The expected output is the data below, character for character, without its pictures.
++++
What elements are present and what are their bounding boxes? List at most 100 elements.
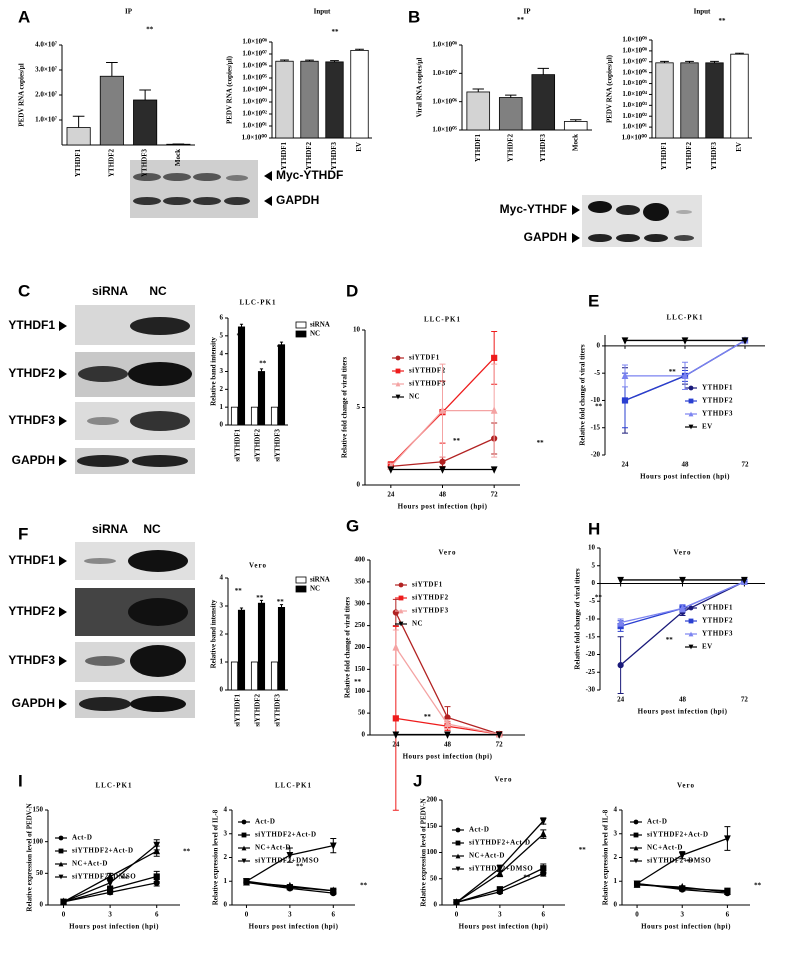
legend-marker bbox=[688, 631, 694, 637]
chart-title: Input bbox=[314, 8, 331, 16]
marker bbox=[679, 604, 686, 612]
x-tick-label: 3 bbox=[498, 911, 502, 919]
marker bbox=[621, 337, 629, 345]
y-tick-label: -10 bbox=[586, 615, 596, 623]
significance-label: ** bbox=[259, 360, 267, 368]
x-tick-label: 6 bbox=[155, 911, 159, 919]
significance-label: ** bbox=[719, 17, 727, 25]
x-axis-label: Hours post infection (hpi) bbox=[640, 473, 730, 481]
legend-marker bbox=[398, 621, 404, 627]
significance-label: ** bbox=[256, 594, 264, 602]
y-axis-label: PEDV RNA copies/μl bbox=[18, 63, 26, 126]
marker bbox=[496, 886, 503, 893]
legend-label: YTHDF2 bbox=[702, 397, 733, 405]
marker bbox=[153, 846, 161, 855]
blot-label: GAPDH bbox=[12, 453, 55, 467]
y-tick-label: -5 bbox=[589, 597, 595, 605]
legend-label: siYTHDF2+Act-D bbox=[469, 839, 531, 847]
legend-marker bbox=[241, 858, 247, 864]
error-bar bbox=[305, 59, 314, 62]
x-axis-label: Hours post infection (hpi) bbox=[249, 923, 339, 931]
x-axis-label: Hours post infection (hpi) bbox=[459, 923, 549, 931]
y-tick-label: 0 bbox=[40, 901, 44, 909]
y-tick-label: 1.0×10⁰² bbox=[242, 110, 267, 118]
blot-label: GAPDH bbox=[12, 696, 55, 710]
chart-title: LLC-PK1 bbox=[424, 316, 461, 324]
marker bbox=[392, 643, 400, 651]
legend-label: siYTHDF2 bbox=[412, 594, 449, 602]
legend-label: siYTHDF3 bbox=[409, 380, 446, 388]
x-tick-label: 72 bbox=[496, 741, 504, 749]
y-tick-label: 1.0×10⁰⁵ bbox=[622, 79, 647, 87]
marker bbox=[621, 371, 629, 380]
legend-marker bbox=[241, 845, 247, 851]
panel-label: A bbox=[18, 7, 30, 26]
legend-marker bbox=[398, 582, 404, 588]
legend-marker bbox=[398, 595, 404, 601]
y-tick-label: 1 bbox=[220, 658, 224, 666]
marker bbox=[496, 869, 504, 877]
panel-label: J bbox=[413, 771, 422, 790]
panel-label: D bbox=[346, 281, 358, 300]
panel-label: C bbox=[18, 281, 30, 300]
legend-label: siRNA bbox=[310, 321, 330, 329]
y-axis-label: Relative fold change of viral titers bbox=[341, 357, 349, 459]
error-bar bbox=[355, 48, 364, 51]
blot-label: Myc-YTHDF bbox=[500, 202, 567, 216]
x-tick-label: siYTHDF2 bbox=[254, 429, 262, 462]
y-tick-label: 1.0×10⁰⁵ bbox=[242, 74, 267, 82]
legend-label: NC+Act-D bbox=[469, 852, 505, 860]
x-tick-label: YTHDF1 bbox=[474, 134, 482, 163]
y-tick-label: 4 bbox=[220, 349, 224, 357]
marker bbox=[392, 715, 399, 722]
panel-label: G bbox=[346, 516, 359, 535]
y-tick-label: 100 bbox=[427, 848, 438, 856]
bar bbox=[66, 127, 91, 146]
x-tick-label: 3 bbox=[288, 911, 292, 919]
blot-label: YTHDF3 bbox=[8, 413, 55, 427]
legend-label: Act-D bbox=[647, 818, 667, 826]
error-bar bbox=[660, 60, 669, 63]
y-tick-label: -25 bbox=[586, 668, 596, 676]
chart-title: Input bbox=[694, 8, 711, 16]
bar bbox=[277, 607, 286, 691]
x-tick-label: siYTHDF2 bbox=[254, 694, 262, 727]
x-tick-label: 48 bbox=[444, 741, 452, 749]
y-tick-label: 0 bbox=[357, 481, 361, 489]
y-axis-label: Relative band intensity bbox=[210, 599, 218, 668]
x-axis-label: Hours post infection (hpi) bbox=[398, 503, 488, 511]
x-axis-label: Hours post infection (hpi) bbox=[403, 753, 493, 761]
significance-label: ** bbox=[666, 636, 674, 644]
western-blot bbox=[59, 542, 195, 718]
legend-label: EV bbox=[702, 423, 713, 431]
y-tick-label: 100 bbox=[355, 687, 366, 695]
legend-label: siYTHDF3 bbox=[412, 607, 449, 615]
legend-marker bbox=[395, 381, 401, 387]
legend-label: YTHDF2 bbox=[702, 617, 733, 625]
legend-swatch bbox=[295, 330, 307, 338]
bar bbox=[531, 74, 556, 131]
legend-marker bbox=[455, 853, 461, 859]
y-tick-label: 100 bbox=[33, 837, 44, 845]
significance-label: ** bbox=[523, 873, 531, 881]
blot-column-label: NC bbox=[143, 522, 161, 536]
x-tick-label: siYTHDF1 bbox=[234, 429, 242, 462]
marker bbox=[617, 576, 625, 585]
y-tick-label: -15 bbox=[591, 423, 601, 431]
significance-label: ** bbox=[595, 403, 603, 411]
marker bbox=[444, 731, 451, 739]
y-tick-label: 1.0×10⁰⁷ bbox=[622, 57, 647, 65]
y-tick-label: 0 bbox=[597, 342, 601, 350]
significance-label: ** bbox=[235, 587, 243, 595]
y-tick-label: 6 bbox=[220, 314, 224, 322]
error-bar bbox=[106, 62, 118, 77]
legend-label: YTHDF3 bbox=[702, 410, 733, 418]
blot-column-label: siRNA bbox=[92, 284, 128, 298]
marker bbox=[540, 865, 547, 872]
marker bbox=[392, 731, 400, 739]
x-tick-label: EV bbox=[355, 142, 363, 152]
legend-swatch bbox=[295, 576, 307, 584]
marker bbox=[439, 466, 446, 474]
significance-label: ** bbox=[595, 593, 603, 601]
++++
> _RESULT OF THIS EXERCISE_
What elements are present and what are their bounding boxes? List at most 100 elements.
legend-marker bbox=[688, 631, 694, 637]
chart-title: Input bbox=[314, 8, 331, 16]
marker bbox=[679, 604, 686, 612]
x-tick-label: 3 bbox=[498, 911, 502, 919]
marker bbox=[621, 337, 629, 345]
y-tick-label: -10 bbox=[586, 615, 596, 623]
significance-label: ** bbox=[259, 360, 267, 368]
x-tick-label: 6 bbox=[155, 911, 159, 919]
significance-label: ** bbox=[719, 17, 727, 25]
x-axis-label: Hours post infection (hpi) bbox=[640, 473, 730, 481]
legend-marker bbox=[398, 621, 404, 627]
significance-label: ** bbox=[256, 594, 264, 602]
y-axis-label: PEDV RNA copies/μl bbox=[18, 63, 26, 126]
marker bbox=[496, 886, 503, 893]
legend-label: YTHDF2 bbox=[702, 397, 733, 405]
marker bbox=[153, 846, 161, 855]
blot-label: GAPDH bbox=[12, 453, 55, 467]
y-tick-label: -5 bbox=[589, 597, 595, 605]
legend-label: siYTHDF2+Act-D bbox=[469, 839, 531, 847]
legend-marker bbox=[241, 858, 247, 864]
error-bar bbox=[305, 59, 314, 62]
x-axis-label: Hours post infection (hpi) bbox=[249, 923, 339, 931]
x-axis-label: Hours post infection (hpi) bbox=[459, 923, 549, 931]
y-tick-label: 0 bbox=[40, 901, 44, 909]
y-tick-label: 1.0×10⁰² bbox=[242, 110, 267, 118]
blot-label: GAPDH bbox=[12, 696, 55, 710]
chart-title: LLC-PK1 bbox=[424, 316, 461, 324]
marker bbox=[392, 643, 400, 651]
legend-label: siYTHDF2 bbox=[412, 594, 449, 602]
legend-label: siYTHDF3 bbox=[409, 380, 446, 388]
x-tick-label: 72 bbox=[496, 741, 504, 749]
y-tick-label: 1.0×10⁰⁵ bbox=[622, 79, 647, 87]
marker bbox=[621, 371, 629, 380]
legend-marker bbox=[241, 845, 247, 851]
panel-label: A bbox=[18, 7, 30, 26]
legend-marker bbox=[398, 582, 404, 588]
legend-marker bbox=[398, 595, 404, 601]
y-tick-label: 1 bbox=[220, 658, 224, 666]
marker bbox=[496, 869, 504, 877]
panel-label: J bbox=[413, 771, 422, 790]
panel-label: D bbox=[346, 281, 358, 300]
panel-label: C bbox=[18, 281, 30, 300]
legend-label: siRNA bbox=[310, 321, 330, 329]
y-axis-label: Relative fold change of viral titers bbox=[341, 357, 349, 459]
error-bar bbox=[355, 48, 364, 51]
blot-label: Myc-YTHDF bbox=[500, 202, 567, 216]
x-tick-label: siYTHDF2 bbox=[254, 429, 262, 462]
y-tick-label: 1.0×10⁰⁵ bbox=[242, 74, 267, 82]
legend-label: NC+Act-D bbox=[469, 852, 505, 860]
x-tick-label: YTHDF1 bbox=[474, 134, 482, 163]
y-tick-label: 4 bbox=[220, 349, 224, 357]
marker bbox=[392, 715, 399, 722]
panel-label: G bbox=[346, 516, 359, 535]
y-tick-label: 100 bbox=[427, 848, 438, 856]
bar bbox=[66, 127, 91, 146]
x-tick-label: 3 bbox=[288, 911, 292, 919]
blot-label: YTHDF3 bbox=[8, 413, 55, 427]
legend-label: Act-D bbox=[647, 818, 667, 826]
error-bar bbox=[660, 60, 669, 63]
y-tick-label: -25 bbox=[586, 668, 596, 676]
chart-title: Input bbox=[694, 8, 711, 16]
bar bbox=[277, 607, 286, 691]
x-tick-label: siYTHDF2 bbox=[254, 694, 262, 727]
x-tick-label: 48 bbox=[444, 741, 452, 749]
y-tick-label: 0 bbox=[357, 481, 361, 489]
y-axis-label: Relative band intensity bbox=[210, 599, 218, 668]
x-axis-label: Hours post infection (hpi) bbox=[398, 503, 488, 511]
x-axis-label: Hours post infection (hpi) bbox=[403, 753, 493, 761]
significance-label: ** bbox=[666, 636, 674, 644]
western-blot bbox=[59, 542, 195, 718]
legend-label: EV bbox=[702, 423, 713, 431]
y-tick-label: 100 bbox=[355, 687, 366, 695]
legend-label: siYTHDF3 bbox=[412, 607, 449, 615]
legend-marker bbox=[395, 381, 401, 387]
legend-label: YTHDF2 bbox=[702, 617, 733, 625]
legend-swatch bbox=[295, 330, 307, 338]
bar bbox=[531, 74, 556, 131]
legend-marker bbox=[455, 853, 461, 859]
y-tick-label: 100 bbox=[33, 837, 44, 845]
significance-label: ** bbox=[523, 873, 531, 881]
blot-column-label: NC bbox=[143, 522, 161, 536]
x-tick-label: siYTHDF1 bbox=[234, 429, 242, 462]
marker bbox=[617, 576, 625, 585]
y-tick-label: -15 bbox=[591, 423, 601, 431]
significance-label: ** bbox=[595, 403, 603, 411]
marker bbox=[444, 731, 451, 739]
y-tick-label: 1.0×10⁰⁷ bbox=[622, 57, 647, 65]
y-tick-label: 0 bbox=[597, 342, 601, 350]
significance-label: ** bbox=[235, 587, 243, 595]
y-tick-label: 6 bbox=[220, 314, 224, 322]
error-bar bbox=[106, 62, 118, 77]
legend-label: YTHDF3 bbox=[702, 410, 733, 418]
blot-column-label: siRNA bbox=[92, 284, 128, 298]
marker bbox=[540, 865, 547, 872]
marker bbox=[392, 731, 400, 739]
x-tick-label: EV bbox=[355, 142, 363, 152]
legend-swatch bbox=[295, 576, 307, 584]
marker bbox=[439, 466, 446, 474]
significance-label: ** bbox=[595, 593, 603, 601]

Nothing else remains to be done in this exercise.